Saved entries
##############################
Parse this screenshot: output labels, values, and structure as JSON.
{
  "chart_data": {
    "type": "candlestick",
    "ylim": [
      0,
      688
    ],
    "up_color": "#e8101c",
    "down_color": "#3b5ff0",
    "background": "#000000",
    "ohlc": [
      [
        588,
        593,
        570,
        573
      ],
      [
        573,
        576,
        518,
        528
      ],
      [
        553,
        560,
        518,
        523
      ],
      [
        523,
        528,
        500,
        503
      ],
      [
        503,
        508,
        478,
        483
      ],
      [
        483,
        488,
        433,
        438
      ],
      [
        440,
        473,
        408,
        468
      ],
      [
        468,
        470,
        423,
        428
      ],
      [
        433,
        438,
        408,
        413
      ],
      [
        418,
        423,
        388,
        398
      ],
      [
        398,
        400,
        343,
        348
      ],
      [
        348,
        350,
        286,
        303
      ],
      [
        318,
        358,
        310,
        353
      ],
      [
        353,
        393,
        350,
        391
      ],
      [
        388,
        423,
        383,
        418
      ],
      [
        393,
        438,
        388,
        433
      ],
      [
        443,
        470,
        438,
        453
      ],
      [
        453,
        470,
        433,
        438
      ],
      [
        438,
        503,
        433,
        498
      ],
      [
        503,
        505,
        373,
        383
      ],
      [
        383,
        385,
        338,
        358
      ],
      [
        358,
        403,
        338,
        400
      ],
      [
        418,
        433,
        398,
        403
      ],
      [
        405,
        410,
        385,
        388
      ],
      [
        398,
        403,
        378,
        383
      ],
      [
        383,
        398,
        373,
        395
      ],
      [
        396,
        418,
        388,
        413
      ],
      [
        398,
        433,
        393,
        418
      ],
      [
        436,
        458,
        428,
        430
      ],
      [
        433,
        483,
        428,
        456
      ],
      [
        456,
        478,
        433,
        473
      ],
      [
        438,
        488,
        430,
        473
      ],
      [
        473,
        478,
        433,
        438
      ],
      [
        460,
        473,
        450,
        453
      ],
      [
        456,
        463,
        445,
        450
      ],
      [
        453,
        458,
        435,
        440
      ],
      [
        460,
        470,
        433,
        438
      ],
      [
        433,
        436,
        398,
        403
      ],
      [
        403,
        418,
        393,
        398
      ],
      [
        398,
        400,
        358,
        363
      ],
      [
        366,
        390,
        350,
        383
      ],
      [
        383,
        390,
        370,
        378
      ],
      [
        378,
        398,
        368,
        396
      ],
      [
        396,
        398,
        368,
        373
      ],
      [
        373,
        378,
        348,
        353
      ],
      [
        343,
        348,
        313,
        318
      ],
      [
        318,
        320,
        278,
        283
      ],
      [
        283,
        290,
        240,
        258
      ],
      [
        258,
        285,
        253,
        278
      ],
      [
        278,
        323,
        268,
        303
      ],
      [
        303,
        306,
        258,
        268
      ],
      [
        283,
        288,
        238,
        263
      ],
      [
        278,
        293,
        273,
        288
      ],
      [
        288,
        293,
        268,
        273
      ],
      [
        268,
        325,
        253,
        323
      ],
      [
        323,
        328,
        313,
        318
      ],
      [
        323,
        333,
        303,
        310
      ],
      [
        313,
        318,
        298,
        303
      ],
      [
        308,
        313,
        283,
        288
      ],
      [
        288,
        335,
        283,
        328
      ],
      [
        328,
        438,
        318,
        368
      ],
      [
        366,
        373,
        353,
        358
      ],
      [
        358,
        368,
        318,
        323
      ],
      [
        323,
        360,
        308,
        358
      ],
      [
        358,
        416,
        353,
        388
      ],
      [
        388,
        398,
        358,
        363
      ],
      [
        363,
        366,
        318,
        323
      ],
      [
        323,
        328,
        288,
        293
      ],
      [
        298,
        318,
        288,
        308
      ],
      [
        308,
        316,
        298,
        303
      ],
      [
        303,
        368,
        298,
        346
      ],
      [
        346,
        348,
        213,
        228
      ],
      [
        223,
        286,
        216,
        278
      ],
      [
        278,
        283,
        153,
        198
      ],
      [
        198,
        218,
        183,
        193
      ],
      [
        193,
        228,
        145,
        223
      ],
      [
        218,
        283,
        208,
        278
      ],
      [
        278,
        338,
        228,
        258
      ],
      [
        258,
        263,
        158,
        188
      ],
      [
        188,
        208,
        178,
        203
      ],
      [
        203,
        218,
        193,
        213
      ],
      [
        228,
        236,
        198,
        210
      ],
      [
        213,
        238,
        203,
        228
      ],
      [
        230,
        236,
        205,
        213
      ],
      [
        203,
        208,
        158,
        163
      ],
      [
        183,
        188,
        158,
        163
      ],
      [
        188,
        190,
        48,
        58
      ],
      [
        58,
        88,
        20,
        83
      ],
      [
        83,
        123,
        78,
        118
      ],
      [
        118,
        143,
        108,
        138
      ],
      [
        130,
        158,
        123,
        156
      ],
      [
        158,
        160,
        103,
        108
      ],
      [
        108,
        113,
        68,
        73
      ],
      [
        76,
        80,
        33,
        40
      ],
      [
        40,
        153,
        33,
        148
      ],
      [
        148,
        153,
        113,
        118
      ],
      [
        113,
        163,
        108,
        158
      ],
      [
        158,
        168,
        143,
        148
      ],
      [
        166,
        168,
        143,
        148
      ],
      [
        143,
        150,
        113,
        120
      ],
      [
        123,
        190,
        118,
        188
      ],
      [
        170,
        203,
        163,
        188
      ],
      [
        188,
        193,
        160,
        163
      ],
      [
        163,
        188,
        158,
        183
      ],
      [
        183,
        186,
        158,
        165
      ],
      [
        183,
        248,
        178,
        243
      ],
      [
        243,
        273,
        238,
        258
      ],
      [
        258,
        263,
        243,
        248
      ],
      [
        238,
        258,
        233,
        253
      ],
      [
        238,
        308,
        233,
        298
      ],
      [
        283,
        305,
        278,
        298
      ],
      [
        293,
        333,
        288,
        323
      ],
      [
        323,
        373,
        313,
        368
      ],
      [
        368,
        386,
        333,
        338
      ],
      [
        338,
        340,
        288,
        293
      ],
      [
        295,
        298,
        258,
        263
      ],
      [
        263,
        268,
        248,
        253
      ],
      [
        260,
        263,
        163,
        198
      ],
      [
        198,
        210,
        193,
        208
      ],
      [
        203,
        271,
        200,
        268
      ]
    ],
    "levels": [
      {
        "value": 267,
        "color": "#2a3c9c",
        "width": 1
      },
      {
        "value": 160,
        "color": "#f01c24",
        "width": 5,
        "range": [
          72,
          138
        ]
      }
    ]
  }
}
##############################
All of the data needs to be reproduced exactly, with no line missing.

Result of this exercise:
Parse this screenshot: output labels, values, and structure as JSON.
{
  "chart_data": {
    "type": "candlestick",
    "ylim": [
      0,
      688
    ],
    "up_color": "#e8101c",
    "down_color": "#3b5ff0",
    "background": "#000000",
    "ohlc": [
      [
        588,
        593,
        570,
        573
      ],
      [
        573,
        576,
        518,
        528
      ],
      [
        553,
        560,
        518,
        523
      ],
      [
        523,
        528,
        500,
        503
      ],
      [
        503,
        508,
        478,
        483
      ],
      [
        483,
        488,
        433,
        438
      ],
      [
        440,
        473,
        408,
        468
      ],
      [
        468,
        470,
        423,
        428
      ],
      [
        433,
        438,
        408,
        413
      ],
      [
        418,
        423,
        388,
        398
      ],
      [
        398,
        400,
        343,
        348
      ],
      [
        348,
        350,
        286,
        303
      ],
      [
        318,
        358,
        310,
        353
      ],
      [
        353,
        393,
        350,
        391
      ],
      [
        388,
        423,
        383,
        418
      ],
      [
        393,
        438,
        388,
        433
      ],
      [
        443,
        470,
        438,
        453
      ],
      [
        453,
        470,
        433,
        438
      ],
      [
        438,
        503,
        433,
        498
      ],
      [
        503,
        505,
        373,
        383
      ],
      [
        383,
        385,
        338,
        358
      ],
      [
        358,
        403,
        338,
        400
      ],
      [
        418,
        433,
        398,
        403
      ],
      [
        405,
        410,
        385,
        388
      ],
      [
        398,
        403,
        378,
        383
      ],
      [
        383,
        398,
        373,
        395
      ],
      [
        396,
        418,
        388,
        413
      ],
      [
        398,
        433,
        393,
        418
      ],
      [
        436,
        458,
        428,
        430
      ],
      [
        433,
        483,
        428,
        456
      ],
      [
        456,
        478,
        433,
        473
      ],
      [
        438,
        488,
        430,
        473
      ],
      [
        473,
        478,
        433,
        438
      ],
      [
        460,
        473,
        450,
        453
      ],
      [
        456,
        463,
        445,
        450
      ],
      [
        453,
        458,
        435,
        440
      ],
      [
        460,
        470,
        433,
        438
      ],
      [
        433,
        436,
        398,
        403
      ],
      [
        403,
        418,
        393,
        398
      ],
      [
        398,
        400,
        358,
        363
      ],
      [
        366,
        390,
        350,
        383
      ],
      [
        383,
        390,
        370,
        378
      ],
      [
        378,
        398,
        368,
        396
      ],
      [
        396,
        398,
        368,
        373
      ],
      [
        373,
        378,
        348,
        353
      ],
      [
        343,
        348,
        313,
        318
      ],
      [
        318,
        320,
        278,
        283
      ],
      [
        283,
        290,
        240,
        258
      ],
      [
        258,
        285,
        253,
        278
      ],
      [
        278,
        323,
        268,
        303
      ],
      [
        303,
        306,
        258,
        268
      ],
      [
        283,
        288,
        238,
        263
      ],
      [
        278,
        293,
        273,
        288
      ],
      [
        288,
        293,
        268,
        273
      ],
      [
        268,
        325,
        253,
        323
      ],
      [
        323,
        328,
        313,
        318
      ],
      [
        323,
        333,
        303,
        310
      ],
      [
        313,
        318,
        298,
        303
      ],
      [
        308,
        313,
        283,
        288
      ],
      [
        288,
        335,
        283,
        328
      ],
      [
        328,
        438,
        318,
        368
      ],
      [
        366,
        373,
        353,
        358
      ],
      [
        358,
        368,
        318,
        323
      ],
      [
        323,
        360,
        308,
        358
      ],
      [
        358,
        416,
        353,
        388
      ],
      [
        388,
        398,
        358,
        363
      ],
      [
        363,
        366,
        318,
        323
      ],
      [
        323,
        328,
        288,
        293
      ],
      [
        298,
        318,
        288,
        308
      ],
      [
        308,
        316,
        298,
        303
      ],
      [
        303,
        368,
        298,
        346
      ],
      [
        346,
        348,
        213,
        228
      ],
      [
        223,
        286,
        216,
        278
      ],
      [
        278,
        283,
        153,
        198
      ],
      [
        198,
        218,
        183,
        193
      ],
      [
        193,
        228,
        145,
        223
      ],
      [
        218,
        283,
        208,
        278
      ],
      [
        278,
        338,
        228,
        258
      ],
      [
        258,
        263,
        158,
        188
      ],
      [
        188,
        208,
        178,
        203
      ],
      [
        203,
        218,
        193,
        213
      ],
      [
        228,
        236,
        198,
        210
      ],
      [
        213,
        238,
        203,
        228
      ],
      [
        230,
        236,
        205,
        213
      ],
      [
        203,
        208,
        158,
        163
      ],
      [
        183,
        188,
        158,
        163
      ],
      [
        188,
        190,
        48,
        58
      ],
      [
        58,
        88,
        20,
        83
      ],
      [
        83,
        123,
        78,
        118
      ],
      [
        118,
        143,
        108,
        138
      ],
      [
        130,
        158,
        123,
        156
      ],
      [
        158,
        160,
        103,
        108
      ],
      [
        108,
        113,
        68,
        73
      ],
      [
        76,
        80,
        33,
        40
      ],
      [
        40,
        153,
        33,
        148
      ],
      [
        148,
        153,
        113,
        118
      ],
      [
        113,
        163,
        108,
        158
      ],
      [
        158,
        168,
        143,
        148
      ],
      [
        166,
        168,
        143,
        148
      ],
      [
        143,
        150,
        113,
        120
      ],
      [
        123,
        190,
        118,
        188
      ],
      [
        170,
        203,
        163,
        188
      ],
      [
        188,
        193,
        160,
        163
      ],
      [
        163,
        188,
        158,
        183
      ],
      [
        183,
        186,
        158,
        165
      ],
      [
        183,
        248,
        178,
        243
      ],
      [
        243,
        273,
        238,
        258
      ],
      [
        258,
        263,
        243,
        248
      ],
      [
        238,
        258,
        233,
        253
      ],
      [
        238,
        308,
        233,
        298
      ],
      [
        283,
        305,
        278,
        298
      ],
      [
        293,
        333,
        288,
        323
      ],
      [
        323,
        373,
        313,
        368
      ],
      [
        368,
        386,
        333,
        338
      ],
      [
        338,
        340,
        288,
        293
      ],
      [
        295,
        298,
        258,
        263
      ],
      [
        263,
        268,
        248,
        253
      ],
      [
        260,
        263,
        163,
        198
      ],
      [
        198,
        210,
        193,
        208
      ],
      [
        203,
        271,
        200,
        268
      ]
    ],
    "levels": [
      {
        "value": 267,
        "color": "#2a3c9c",
        "width": 1
      },
      {
        "value": 160,
        "color": "#f01c24",
        "width": 5,
        "range": [
          72,
          138
        ]
      }
    ]
  }
}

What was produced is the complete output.